> Aim of the task
What follows is a set of records; repeat all of them exactly.

> Records provided
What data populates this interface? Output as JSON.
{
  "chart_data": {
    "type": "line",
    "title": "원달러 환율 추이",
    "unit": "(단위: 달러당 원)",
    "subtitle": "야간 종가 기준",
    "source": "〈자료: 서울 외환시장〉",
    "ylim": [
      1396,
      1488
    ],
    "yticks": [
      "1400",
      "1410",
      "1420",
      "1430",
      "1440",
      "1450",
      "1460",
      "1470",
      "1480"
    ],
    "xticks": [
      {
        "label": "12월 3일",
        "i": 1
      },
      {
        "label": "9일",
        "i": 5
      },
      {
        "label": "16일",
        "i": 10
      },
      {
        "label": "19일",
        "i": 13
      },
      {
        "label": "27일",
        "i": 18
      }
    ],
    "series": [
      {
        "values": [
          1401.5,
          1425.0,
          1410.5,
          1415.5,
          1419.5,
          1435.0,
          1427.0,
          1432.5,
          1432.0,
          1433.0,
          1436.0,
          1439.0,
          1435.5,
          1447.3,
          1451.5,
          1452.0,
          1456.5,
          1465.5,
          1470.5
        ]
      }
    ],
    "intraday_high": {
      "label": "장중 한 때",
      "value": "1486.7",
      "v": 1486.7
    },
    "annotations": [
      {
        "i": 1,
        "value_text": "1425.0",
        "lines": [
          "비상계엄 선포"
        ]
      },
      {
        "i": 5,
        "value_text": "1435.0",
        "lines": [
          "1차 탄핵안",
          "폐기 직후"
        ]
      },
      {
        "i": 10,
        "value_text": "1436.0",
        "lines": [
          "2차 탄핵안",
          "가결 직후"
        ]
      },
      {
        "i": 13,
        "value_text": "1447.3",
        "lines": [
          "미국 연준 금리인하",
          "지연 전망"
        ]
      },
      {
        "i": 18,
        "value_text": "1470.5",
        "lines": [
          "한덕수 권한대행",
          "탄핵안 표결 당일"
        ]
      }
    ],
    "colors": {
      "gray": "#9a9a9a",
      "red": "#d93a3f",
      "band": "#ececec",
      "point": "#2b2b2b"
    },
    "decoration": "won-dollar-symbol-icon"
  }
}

> Task solution
What data populates this interface? Output as JSON.
{
  "chart_data": {
    "type": "line",
    "title": "원달러 환율 추이",
    "unit": "(단위: 달러당 원)",
    "subtitle": "야간 종가 기준",
    "source": "〈자료: 서울 외환시장〉",
    "ylim": [
      1396,
      1488
    ],
    "yticks": [
      "1400",
      "1410",
      "1420",
      "1430",
      "1440",
      "1450",
      "1460",
      "1470",
      "1480"
    ],
    "xticks": [
      {
        "label": "12월 3일",
        "i": 1
      },
      {
        "label": "9일",
        "i": 5
      },
      {
        "label": "16일",
        "i": 10
      },
      {
        "label": "19일",
        "i": 13
      },
      {
        "label": "27일",
        "i": 18
      }
    ],
    "series": [
      {
        "values": [
          1401.5,
          1425.0,
          1410.5,
          1415.5,
          1419.5,
          1435.0,
          1427.0,
          1432.5,
          1432.0,
          1433.0,
          1436.0,
          1439.0,
          1435.5,
          1447.3,
          1451.5,
          1452.0,
          1456.5,
          1465.5,
          1470.5
        ]
      }
    ],
    "intraday_high": {
      "label": "장중 한 때",
      "value": "1486.7",
      "v": 1486.7
    },
    "annotations": [
      {
        "i": 1,
        "value_text": "1425.0",
        "lines": [
          "비상계엄 선포"
        ]
      },
      {
        "i": 5,
        "value_text": "1435.0",
        "lines": [
          "1차 탄핵안",
          "폐기 직후"
        ]
      },
      {
        "i": 10,
        "value_text": "1436.0",
        "lines": [
          "2차 탄핵안",
          "가결 직후"
        ]
      },
      {
        "i": 13,
        "value_text": "1447.3",
        "lines": [
          "미국 연준 금리인하",
          "지연 전망"
        ]
      },
      {
        "i": 18,
        "value_text": "1470.5",
        "lines": [
          "한덕수 권한대행",
          "탄핵안 표결 당일"
        ]
      }
    ],
    "colors": {
      "gray": "#9a9a9a",
      "red": "#d93a3f",
      "band": "#ececec",
      "point": "#2b2b2b"
    },
    "decoration": "won-dollar-symbol-icon"
  }
}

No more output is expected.